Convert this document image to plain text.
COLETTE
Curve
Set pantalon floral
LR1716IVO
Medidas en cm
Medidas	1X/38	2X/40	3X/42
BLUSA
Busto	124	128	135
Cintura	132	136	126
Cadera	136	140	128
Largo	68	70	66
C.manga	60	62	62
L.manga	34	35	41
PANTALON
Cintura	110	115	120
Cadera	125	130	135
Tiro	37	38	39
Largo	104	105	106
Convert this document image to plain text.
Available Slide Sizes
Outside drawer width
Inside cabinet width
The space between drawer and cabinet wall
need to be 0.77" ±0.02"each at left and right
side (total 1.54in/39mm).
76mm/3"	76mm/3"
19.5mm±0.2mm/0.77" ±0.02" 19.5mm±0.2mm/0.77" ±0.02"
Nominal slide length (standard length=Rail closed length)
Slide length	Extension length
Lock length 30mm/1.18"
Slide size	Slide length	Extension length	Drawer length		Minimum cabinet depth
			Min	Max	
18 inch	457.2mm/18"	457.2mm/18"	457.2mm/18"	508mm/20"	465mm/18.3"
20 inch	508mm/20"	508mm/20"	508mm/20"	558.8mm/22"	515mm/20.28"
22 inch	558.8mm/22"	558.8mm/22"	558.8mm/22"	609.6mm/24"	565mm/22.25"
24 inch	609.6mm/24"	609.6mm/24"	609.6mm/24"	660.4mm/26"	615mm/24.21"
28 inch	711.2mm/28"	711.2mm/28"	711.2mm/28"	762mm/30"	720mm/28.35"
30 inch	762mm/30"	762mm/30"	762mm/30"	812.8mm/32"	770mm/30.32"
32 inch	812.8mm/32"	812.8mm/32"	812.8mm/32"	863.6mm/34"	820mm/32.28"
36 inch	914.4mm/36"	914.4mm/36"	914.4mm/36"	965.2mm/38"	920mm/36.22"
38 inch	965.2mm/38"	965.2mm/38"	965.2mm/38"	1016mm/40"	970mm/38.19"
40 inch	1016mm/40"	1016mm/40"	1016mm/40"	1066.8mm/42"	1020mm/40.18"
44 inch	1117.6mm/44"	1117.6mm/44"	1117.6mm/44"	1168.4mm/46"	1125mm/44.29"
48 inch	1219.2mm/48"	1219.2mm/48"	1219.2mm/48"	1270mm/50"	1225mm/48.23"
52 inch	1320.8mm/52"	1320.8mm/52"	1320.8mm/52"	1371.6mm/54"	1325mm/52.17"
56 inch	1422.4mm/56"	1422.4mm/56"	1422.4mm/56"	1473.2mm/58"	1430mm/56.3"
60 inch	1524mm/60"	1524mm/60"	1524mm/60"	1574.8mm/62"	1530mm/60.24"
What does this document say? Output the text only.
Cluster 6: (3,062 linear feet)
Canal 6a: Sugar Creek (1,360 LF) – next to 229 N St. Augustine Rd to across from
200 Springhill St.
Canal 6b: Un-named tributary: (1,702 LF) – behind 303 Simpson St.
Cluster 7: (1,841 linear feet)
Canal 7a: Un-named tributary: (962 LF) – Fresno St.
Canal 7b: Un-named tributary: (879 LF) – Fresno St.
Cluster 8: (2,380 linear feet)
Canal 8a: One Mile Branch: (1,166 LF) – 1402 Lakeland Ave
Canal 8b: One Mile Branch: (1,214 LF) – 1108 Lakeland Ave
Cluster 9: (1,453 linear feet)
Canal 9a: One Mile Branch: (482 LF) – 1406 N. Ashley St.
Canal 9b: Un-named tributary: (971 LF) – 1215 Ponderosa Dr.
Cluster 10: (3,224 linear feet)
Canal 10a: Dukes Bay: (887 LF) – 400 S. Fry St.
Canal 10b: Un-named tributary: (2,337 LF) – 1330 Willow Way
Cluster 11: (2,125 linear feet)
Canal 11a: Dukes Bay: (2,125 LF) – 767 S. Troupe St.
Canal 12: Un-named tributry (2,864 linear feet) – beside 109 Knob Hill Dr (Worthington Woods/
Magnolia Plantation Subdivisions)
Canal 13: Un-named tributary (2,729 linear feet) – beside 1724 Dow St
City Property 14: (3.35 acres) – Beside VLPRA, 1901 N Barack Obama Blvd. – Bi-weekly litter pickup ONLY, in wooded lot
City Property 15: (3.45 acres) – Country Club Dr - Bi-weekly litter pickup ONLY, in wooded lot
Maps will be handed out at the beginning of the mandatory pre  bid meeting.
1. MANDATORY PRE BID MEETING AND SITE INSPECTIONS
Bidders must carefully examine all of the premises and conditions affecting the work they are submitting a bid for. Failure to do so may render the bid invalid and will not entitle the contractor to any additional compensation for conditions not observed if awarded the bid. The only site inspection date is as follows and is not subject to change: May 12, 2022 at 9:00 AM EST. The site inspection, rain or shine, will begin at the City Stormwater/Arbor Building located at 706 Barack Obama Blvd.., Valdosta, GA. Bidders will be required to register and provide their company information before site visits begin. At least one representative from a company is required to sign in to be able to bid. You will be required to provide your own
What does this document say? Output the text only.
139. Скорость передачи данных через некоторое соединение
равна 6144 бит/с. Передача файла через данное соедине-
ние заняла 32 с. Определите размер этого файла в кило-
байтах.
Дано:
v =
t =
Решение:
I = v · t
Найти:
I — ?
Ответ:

▸ **Your goal**
Copy out every entry again, exactly as it was given.

▸ **Written solution**
Convert this document image to plain text.
COLETTE
Curve
Set pantalon floral
LR1716IVO
Medidas en cm
Medidas	1X/38	2X/40	3X/42
BLUSA
Busto	124	128	135
Cintura	132	136	126
Cadera	136	140	128
Largo	68	70	66
C.manga	60	62	62
L.manga	34	35	41
PANTALON
Cintura	110	115	120
Cadera	125	130	135
Tiro	37	38	39
Largo	104	105	106
Convert this document image to plain text.
Available Slide Sizes
Outside drawer width
Inside cabinet width
The space between drawer and cabinet wall
need to be 0.77" ±0.02"each at left and right
side (total 1.54in/39mm).
76mm/3"	76mm/3"
19.5mm±0.2mm/0.77" ±0.02" 19.5mm±0.2mm/0.77" ±0.02"
Nominal slide length (standard length=Rail closed length)
Slide length	Extension length
Lock length 30mm/1.18"
Slide size	Slide length	Extension length	Drawer length		Minimum cabinet depth
			Min	Max	
18 inch	457.2mm/18"	457.2mm/18"	457.2mm/18"	508mm/20"	465mm/18.3"
20 inch	508mm/20"	508mm/20"	508mm/20"	558.8mm/22"	515mm/20.28"
22 inch	558.8mm/22"	558.8mm/22"	558.8mm/22"	609.6mm/24"	565mm/22.25"
24 inch	609.6mm/24"	609.6mm/24"	609.6mm/24"	660.4mm/26"	615mm/24.21"
28 inch	711.2mm/28"	711.2mm/28"	711.2mm/28"	762mm/30"	720mm/28.35"
30 inch	762mm/30"	762mm/30"	762mm/30"	812.8mm/32"	770mm/30.32"
32 inch	812.8mm/32"	812.8mm/32"	812.8mm/32"	863.6mm/34"	820mm/32.28"
36 inch	914.4mm/36"	914.4mm/36"	914.4mm/36"	965.2mm/38"	920mm/36.22"
38 inch	965.2mm/38"	965.2mm/38"	965.2mm/38"	1016mm/40"	970mm/38.19"
40 inch	1016mm/40"	1016mm/40"	1016mm/40"	1066.8mm/42"	1020mm/40.18"
44 inch	1117.6mm/44"	1117.6mm/44"	1117.6mm/44"	1168.4mm/46"	1125mm/44.29"
48 inch	1219.2mm/48"	1219.2mm/48"	1219.2mm/48"	1270mm/50"	1225mm/48.23"
52 inch	1320.8mm/52"	1320.8mm/52"	1320.8mm/52"	1371.6mm/54"	1325mm/52.17"
56 inch	1422.4mm/56"	1422.4mm/56"	1422.4mm/56"	1473.2mm/58"	1430mm/56.3"
60 inch	1524mm/60"	1524mm/60"	1524mm/60"	1574.8mm/62"	1530mm/60.24"
What does this document say? Output the text only.
Cluster 6: (3,062 linear feet)
Canal 6a: Sugar Creek (1,360 LF) – next to 229 N St. Augustine Rd to across from
200 Springhill St.
Canal 6b: Un-named tributary: (1,702 LF) – behind 303 Simpson St.
Cluster 7: (1,841 linear feet)
Canal 7a: Un-named tributary: (962 LF) – Fresno St.
Canal 7b: Un-named tributary: (879 LF) – Fresno St.
Cluster 8: (2,380 linear feet)
Canal 8a: One Mile Branch: (1,166 LF) – 1402 Lakeland Ave
Canal 8b: One Mile Branch: (1,214 LF) – 1108 Lakeland Ave
Cluster 9: (1,453 linear feet)
Canal 9a: One Mile Branch: (482 LF) – 1406 N. Ashley St.
Canal 9b: Un-named tributary: (971 LF) – 1215 Ponderosa Dr.
Cluster 10: (3,224 linear feet)
Canal 10a: Dukes Bay: (887 LF) – 400 S. Fry St.
Canal 10b: Un-named tributary: (2,337 LF) – 1330 Willow Way
Cluster 11: (2,125 linear feet)
Canal 11a: Dukes Bay: (2,125 LF) – 767 S. Troupe St.
Canal 12: Un-named tributry (2,864 linear feet) – beside 109 Knob Hill Dr (Worthington Woods/
Magnolia Plantation Subdivisions)
Canal 13: Un-named tributary (2,729 linear feet) – beside 1724 Dow St
City Property 14: (3.35 acres) – Beside VLPRA, 1901 N Barack Obama Blvd. – Bi-weekly litter pickup ONLY, in wooded lot
City Property 15: (3.45 acres) – Country Club Dr - Bi-weekly litter pickup ONLY, in wooded lot
Maps will be handed out at the beginning of the mandatory pre  bid meeting.
1. MANDATORY PRE BID MEETING AND SITE INSPECTIONS
Bidders must carefully examine all of the premises and conditions affecting the work they are submitting a bid for. Failure to do so may render the bid invalid and will not entitle the contractor to any additional compensation for conditions not observed if awarded the bid. The only site inspection date is as follows and is not subject to change: May 12, 2022 at 9:00 AM EST. The site inspection, rain or shine, will begin at the City Stormwater/Arbor Building located at 706 Barack Obama Blvd.., Valdosta, GA. Bidders will be required to register and provide their company information before site visits begin. At least one representative from a company is required to sign in to be able to bid. You will be required to provide your own
What does this document say? Output the text only.
139. Скорость передачи данных через некоторое соединение
равна 6144 бит/с. Передача файла через данное соедине-
ние заняла 32 с. Определите размер этого файла в кило-
байтах.
Дано:
v =
t =
Решение:
I = v · t
Найти:
I — ?
Ответ:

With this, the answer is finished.